Return all lines that include the string "hukmronligi".
⁂
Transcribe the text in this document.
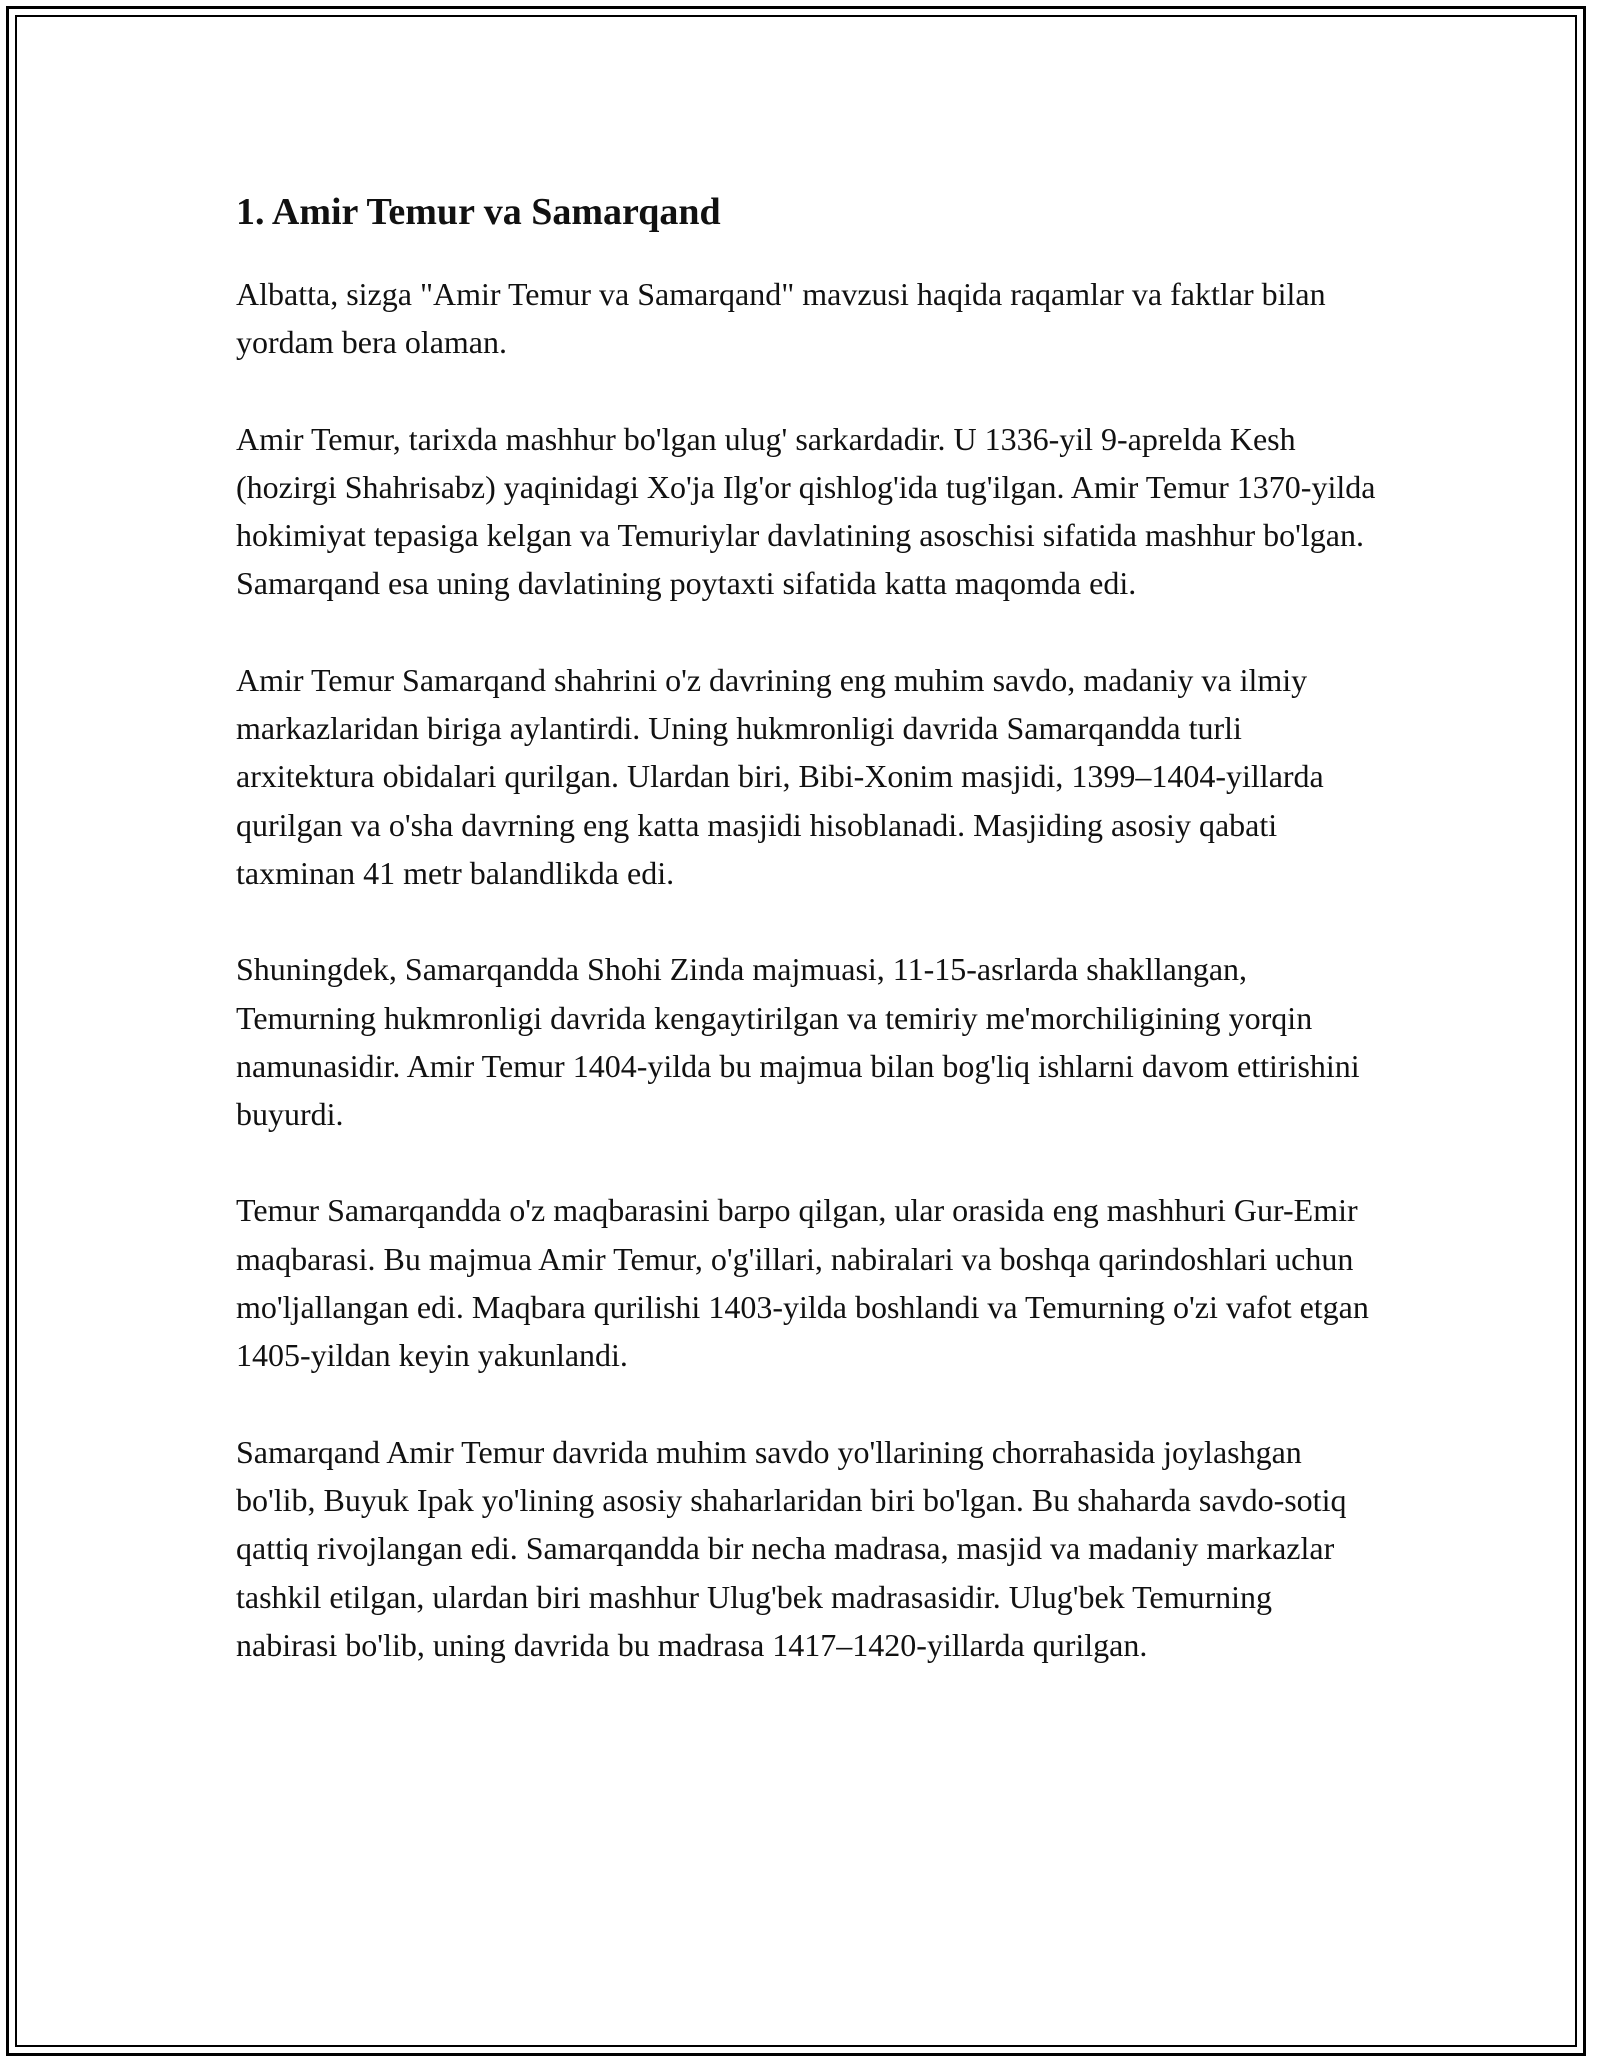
1. Amir Temur va Samarqand

Albatta, sizga "Amir Temur va Samarqand" mavzusi haqida raqamlar va faktlar bilan yordam bera olaman.

Amir Temur, tarixda mashhur bo'lgan ulug' sarkardadir. U 1336-yil 9-aprelda Kesh (hozirgi Shahrisabz) yaqinidagi Xo'ja Ilg'or qishlog'ida tug'ilgan. Amir Temur 1370-yilda hokimiyat tepasiga kelgan va Temuriylar davlatining asoschisi sifatida mashhur bo'lgan. Samarqand esa uning davlatining poytaxti sifatida katta maqomda edi.

Amir Temur Samarqand shahrini o'z davrining eng muhim savdo, madaniy va ilmiy markazlaridan biriga aylantirdi. Uning hukmronligi davrida Samarqandda turli arxitektura obidalari qurilgan. Ulardan biri, Bibi-Xonim masjidi, 1399–1404-yillarda qurilgan va o'sha davrning eng katta masjidi hisoblanadi. Masjiding asosiy qabati taxminan 41 metr balandlikda edi.

Shuningdek, Samarqandda Shohi Zinda majmuasi, 11-15-asrlarda shakllangan, Temurning hukmronligi davrida kengaytirilgan va temiriy me'morchiligining yorqin namunasidir. Amir Temur 1404-yilda bu majmua bilan bog'liq ishlarni davom ettirishini buyurdi.

Temur Samarqandda o'z maqbarasini barpo qilgan, ular orasida eng mashhuri Gur-Emir maqbarasi. Bu majmua Amir Temur, o'g'illari, nabiralari va boshqa qarindoshlari uchun mo'ljallangan edi. Maqbara qurilishi 1403-yilda boshlandi va Temurning o'zi vafot etgan 1405-yildan keyin yakunlandi.

Samarqand Amir Temur davrida muhim savdo yo'llarining chorrahasida joylashgan bo'lib, Buyuk Ipak yo'lining asosiy shaharlaridan biri bo'lgan. Bu shaharda savdo-sotiq qattiq rivojlangan edi. Samarqandda bir necha madrasa, masjid va madaniy markazlar tashkil etilgan, ulardan biri mashhur Ulug'bek madrasasidir. Ulug'bek Temurning nabirasi bo'lib, uning davrida bu madrasa 1417–1420-yillarda qurilgan.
⁂
* [EXPECTED OUTPUT]:
Amir Temur Samarqand shahrini o'z davrining eng muhim savdo, madaniy va ilmiy markazlaridan biriga aylantirdi. Uning hukmronligi davrida Samarqandda turli arxitektura obidalari qurilgan. Ulardan biri, Bibi-Xonim masjidi, 1399–1404-yillarda qurilgan va o'sha davrning eng katta masjidi hisoblanadi. Masjiding asosiy qabati taxminan 41 metr balandlikda edi.
Shuningdek, Samarqandda Shohi Zinda majmuasi, 11-15-asrlarda shakllangan, Temurning hukmronligi davrida kengaytirilgan va temiriy me'morchiligining yorqin namunasidir. Amir Temur 1404-yilda bu majmua bilan bog'liq ishlarni davom ettirishini buyurdi.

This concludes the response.